**Set problem**: Exclude the pictures and reproduce the remaining data exactly as written.

**Listing**:
____

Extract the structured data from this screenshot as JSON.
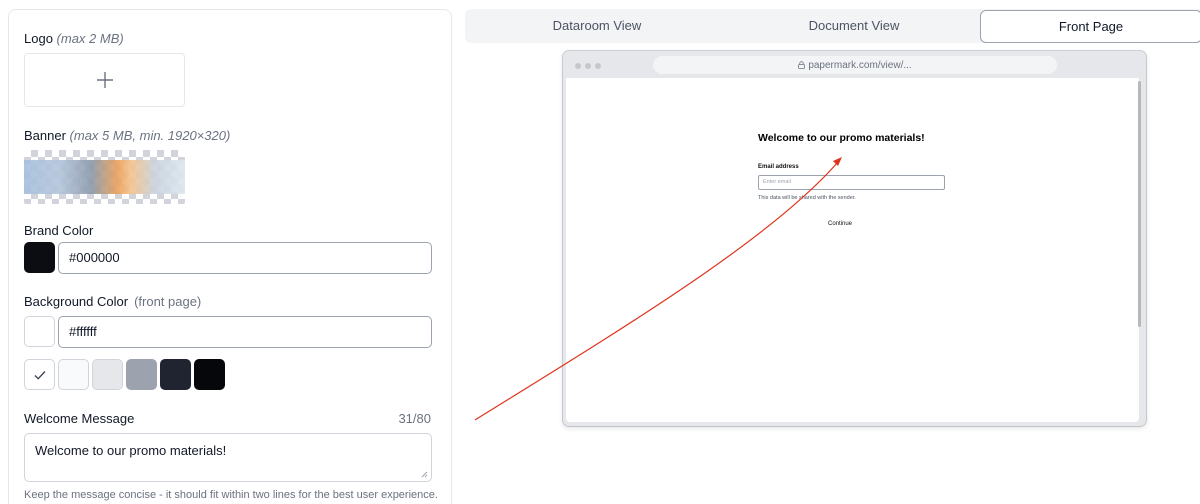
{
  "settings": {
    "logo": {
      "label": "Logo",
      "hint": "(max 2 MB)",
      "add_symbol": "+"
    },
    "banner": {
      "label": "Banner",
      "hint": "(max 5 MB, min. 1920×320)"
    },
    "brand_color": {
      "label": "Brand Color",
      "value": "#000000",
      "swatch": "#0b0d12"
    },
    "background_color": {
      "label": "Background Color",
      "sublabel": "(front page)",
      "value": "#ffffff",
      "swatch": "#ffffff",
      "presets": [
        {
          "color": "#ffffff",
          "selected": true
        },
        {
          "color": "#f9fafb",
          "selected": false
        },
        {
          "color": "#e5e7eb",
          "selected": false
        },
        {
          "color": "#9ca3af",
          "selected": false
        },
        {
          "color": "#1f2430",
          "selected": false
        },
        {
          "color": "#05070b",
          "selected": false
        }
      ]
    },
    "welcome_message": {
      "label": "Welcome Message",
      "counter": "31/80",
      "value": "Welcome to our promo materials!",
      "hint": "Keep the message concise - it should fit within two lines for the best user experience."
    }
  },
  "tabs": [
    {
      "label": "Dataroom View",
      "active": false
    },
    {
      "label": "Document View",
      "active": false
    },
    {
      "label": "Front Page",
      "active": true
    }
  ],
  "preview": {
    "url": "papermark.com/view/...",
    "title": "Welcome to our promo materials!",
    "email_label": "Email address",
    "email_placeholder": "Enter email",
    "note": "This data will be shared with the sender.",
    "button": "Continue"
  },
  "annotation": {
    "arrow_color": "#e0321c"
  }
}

____

**Worked solution**:
Extract the structured data from this screenshot as JSON.
{
  "settings": {
    "logo": {
      "label": "Logo",
      "hint": "(max 2 MB)",
      "add_symbol": "+"
    },
    "banner": {
      "label": "Banner",
      "hint": "(max 5 MB, min. 1920×320)"
    },
    "brand_color": {
      "label": "Brand Color",
      "value": "#000000",
      "swatch": "#0b0d12"
    },
    "background_color": {
      "label": "Background Color",
      "sublabel": "(front page)",
      "value": "#ffffff",
      "swatch": "#ffffff",
      "presets": [
        {
          "color": "#ffffff",
          "selected": true
        },
        {
          "color": "#f9fafb",
          "selected": false
        },
        {
          "color": "#e5e7eb",
          "selected": false
        },
        {
          "color": "#9ca3af",
          "selected": false
        },
        {
          "color": "#1f2430",
          "selected": false
        },
        {
          "color": "#05070b",
          "selected": false
        }
      ]
    },
    "welcome_message": {
      "label": "Welcome Message",
      "counter": "31/80",
      "value": "Welcome to our promo materials!",
      "hint": "Keep the message concise - it should fit within two lines for the best user experience."
    }
  },
  "tabs": [
    {
      "label": "Dataroom View",
      "active": false
    },
    {
      "label": "Document View",
      "active": false
    },
    {
      "label": "Front Page",
      "active": true
    }
  ],
  "preview": {
    "url": "papermark.com/view/...",
    "title": "Welcome to our promo materials!",
    "email_label": "Email address",
    "email_placeholder": "Enter email",
    "note": "This data will be shared with the sender.",
    "button": "Continue"
  },
  "annotation": {
    "arrow_color": "#e0321c"
  }
}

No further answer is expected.